▼▼▼
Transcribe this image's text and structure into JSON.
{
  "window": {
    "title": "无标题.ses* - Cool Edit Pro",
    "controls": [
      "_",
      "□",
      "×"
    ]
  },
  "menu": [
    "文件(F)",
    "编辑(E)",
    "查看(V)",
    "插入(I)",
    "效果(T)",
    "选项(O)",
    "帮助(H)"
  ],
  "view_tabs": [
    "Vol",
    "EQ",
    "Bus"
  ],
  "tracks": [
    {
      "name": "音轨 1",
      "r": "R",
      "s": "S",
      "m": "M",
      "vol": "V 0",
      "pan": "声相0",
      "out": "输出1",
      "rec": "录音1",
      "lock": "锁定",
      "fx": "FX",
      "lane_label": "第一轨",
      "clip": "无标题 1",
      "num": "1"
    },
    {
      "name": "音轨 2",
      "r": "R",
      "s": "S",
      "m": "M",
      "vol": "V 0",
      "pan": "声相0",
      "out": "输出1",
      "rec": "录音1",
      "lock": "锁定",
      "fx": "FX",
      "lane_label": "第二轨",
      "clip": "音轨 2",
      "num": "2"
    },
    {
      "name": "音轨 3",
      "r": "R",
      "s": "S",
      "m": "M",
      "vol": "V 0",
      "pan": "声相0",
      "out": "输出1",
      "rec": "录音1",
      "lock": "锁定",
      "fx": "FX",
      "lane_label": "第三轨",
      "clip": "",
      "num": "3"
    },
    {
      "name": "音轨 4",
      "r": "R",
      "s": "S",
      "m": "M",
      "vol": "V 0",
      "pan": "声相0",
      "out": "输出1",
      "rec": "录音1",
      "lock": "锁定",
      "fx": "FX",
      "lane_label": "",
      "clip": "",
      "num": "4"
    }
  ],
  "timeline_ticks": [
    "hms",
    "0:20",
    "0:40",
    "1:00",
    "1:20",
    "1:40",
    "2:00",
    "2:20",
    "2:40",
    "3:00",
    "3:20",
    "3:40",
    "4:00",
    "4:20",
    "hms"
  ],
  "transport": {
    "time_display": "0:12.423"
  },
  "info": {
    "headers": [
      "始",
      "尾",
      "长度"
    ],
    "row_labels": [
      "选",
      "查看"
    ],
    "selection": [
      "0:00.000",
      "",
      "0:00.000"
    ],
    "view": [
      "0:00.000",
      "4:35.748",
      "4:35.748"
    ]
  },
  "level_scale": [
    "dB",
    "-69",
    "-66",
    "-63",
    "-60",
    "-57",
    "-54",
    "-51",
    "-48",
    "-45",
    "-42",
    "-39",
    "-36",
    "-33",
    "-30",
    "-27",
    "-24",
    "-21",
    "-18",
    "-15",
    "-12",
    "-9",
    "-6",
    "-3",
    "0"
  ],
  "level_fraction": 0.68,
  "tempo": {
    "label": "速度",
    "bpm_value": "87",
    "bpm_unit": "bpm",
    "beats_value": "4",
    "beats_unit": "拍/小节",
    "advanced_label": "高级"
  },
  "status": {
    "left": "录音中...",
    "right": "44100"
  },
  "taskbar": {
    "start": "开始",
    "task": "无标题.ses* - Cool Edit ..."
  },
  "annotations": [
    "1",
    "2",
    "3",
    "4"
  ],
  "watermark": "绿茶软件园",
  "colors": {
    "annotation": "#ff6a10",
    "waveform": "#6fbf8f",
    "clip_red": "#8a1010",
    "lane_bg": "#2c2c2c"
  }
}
▲▲▲
▼▼▼
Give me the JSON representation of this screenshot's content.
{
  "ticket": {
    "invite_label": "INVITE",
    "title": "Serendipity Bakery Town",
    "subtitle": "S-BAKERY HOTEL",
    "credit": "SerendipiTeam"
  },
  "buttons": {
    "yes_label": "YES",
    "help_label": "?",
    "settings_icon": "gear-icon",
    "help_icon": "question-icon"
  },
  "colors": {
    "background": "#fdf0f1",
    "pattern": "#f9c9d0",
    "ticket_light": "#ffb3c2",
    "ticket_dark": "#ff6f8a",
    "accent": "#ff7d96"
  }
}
▲▲▲
Across the entries above, how many lines contain "JSON"? Provide only the count.

> [Expected answer]:
2